● Listings of boxed layout items
§ §
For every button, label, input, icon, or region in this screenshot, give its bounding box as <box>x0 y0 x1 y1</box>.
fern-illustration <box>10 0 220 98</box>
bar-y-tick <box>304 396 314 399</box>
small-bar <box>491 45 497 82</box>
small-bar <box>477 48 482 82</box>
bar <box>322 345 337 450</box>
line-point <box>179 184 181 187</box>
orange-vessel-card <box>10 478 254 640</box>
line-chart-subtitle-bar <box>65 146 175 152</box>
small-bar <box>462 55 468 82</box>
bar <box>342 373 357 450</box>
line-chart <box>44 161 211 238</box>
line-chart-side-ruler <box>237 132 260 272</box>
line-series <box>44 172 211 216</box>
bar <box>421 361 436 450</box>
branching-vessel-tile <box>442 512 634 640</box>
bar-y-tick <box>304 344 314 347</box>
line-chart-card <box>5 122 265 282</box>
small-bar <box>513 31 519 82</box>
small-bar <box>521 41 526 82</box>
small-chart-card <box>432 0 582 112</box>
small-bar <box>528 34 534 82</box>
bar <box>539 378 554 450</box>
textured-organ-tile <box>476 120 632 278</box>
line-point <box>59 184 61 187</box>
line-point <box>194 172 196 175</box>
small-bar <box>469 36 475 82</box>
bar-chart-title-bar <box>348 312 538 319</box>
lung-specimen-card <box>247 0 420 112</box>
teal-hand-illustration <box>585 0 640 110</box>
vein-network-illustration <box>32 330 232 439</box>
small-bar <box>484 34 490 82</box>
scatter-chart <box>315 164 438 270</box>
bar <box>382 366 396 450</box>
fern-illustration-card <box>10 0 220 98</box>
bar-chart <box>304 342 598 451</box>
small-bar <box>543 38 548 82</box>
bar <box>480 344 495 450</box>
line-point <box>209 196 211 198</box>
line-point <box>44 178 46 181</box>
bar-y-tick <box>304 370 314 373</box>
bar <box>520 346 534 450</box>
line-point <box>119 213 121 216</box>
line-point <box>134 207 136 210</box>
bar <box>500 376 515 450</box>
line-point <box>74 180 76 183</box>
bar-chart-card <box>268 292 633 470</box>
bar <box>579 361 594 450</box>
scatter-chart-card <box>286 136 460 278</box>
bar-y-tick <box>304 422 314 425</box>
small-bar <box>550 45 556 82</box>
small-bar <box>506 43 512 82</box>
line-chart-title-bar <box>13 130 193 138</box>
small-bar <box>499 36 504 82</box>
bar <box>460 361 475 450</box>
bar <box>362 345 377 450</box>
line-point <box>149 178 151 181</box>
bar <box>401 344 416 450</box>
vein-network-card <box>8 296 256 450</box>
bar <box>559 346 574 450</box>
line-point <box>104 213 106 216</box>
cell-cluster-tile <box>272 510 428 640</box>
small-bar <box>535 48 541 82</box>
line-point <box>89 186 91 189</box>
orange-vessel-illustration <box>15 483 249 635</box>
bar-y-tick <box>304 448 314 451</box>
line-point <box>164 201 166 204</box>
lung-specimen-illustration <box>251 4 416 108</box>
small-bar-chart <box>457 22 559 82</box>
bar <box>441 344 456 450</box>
§ §
● Work to be completed
Please copy out all the data above, line by line and word for word, with no changes.

● Written response
For every button, label, input, icon, or region in this screenshot, give its bounding box as <box>x0 y0 x1 y1</box>.
fern-illustration <box>10 0 220 98</box>
bar-y-tick <box>304 396 314 399</box>
small-bar <box>491 45 497 82</box>
small-bar <box>477 48 482 82</box>
bar <box>322 345 337 450</box>
line-point <box>179 184 181 187</box>
orange-vessel-card <box>10 478 254 640</box>
line-chart-subtitle-bar <box>65 146 175 152</box>
small-bar <box>462 55 468 82</box>
bar <box>342 373 357 450</box>
line-chart <box>44 161 211 238</box>
line-chart-side-ruler <box>237 132 260 272</box>
line-series <box>44 172 211 216</box>
bar <box>421 361 436 450</box>
branching-vessel-tile <box>442 512 634 640</box>
bar-y-tick <box>304 344 314 347</box>
line-chart-card <box>5 122 265 282</box>
small-bar <box>513 31 519 82</box>
small-bar <box>521 41 526 82</box>
small-chart-card <box>432 0 582 112</box>
small-bar <box>528 34 534 82</box>
bar <box>539 378 554 450</box>
textured-organ-tile <box>476 120 632 278</box>
line-point <box>59 184 61 187</box>
line-point <box>194 172 196 175</box>
small-bar <box>469 36 475 82</box>
bar-chart-title-bar <box>348 312 538 319</box>
lung-specimen-card <box>247 0 420 112</box>
teal-hand-illustration <box>585 0 640 110</box>
vein-network-illustration <box>32 330 232 439</box>
small-bar <box>484 34 490 82</box>
scatter-chart <box>315 164 438 270</box>
bar <box>382 366 396 450</box>
fern-illustration-card <box>10 0 220 98</box>
bar-chart <box>304 342 598 451</box>
small-bar <box>543 38 548 82</box>
bar <box>480 344 495 450</box>
line-point <box>209 196 211 198</box>
line-point <box>44 178 46 181</box>
bar-y-tick <box>304 370 314 373</box>
bar <box>520 346 534 450</box>
line-point <box>119 213 121 216</box>
line-point <box>134 207 136 210</box>
bar <box>500 376 515 450</box>
line-point <box>74 180 76 183</box>
bar-chart-card <box>268 292 633 470</box>
bar <box>579 361 594 450</box>
scatter-chart-card <box>286 136 460 278</box>
bar-y-tick <box>304 422 314 425</box>
small-bar <box>550 45 556 82</box>
small-bar <box>506 43 512 82</box>
line-chart-title-bar <box>13 130 193 138</box>
small-bar <box>499 36 504 82</box>
bar <box>460 361 475 450</box>
bar <box>362 345 377 450</box>
line-point <box>149 178 151 181</box>
bar <box>401 344 416 450</box>
vein-network-card <box>8 296 256 450</box>
bar <box>559 346 574 450</box>
line-point <box>104 213 106 216</box>
cell-cluster-tile <box>272 510 428 640</box>
small-bar <box>535 48 541 82</box>
line-point <box>89 186 91 189</box>
orange-vessel-illustration <box>15 483 249 635</box>
bar-y-tick <box>304 448 314 451</box>
line-point <box>164 201 166 204</box>
lung-specimen-illustration <box>251 4 416 108</box>
small-bar-chart <box>457 22 559 82</box>
bar <box>441 344 456 450</box>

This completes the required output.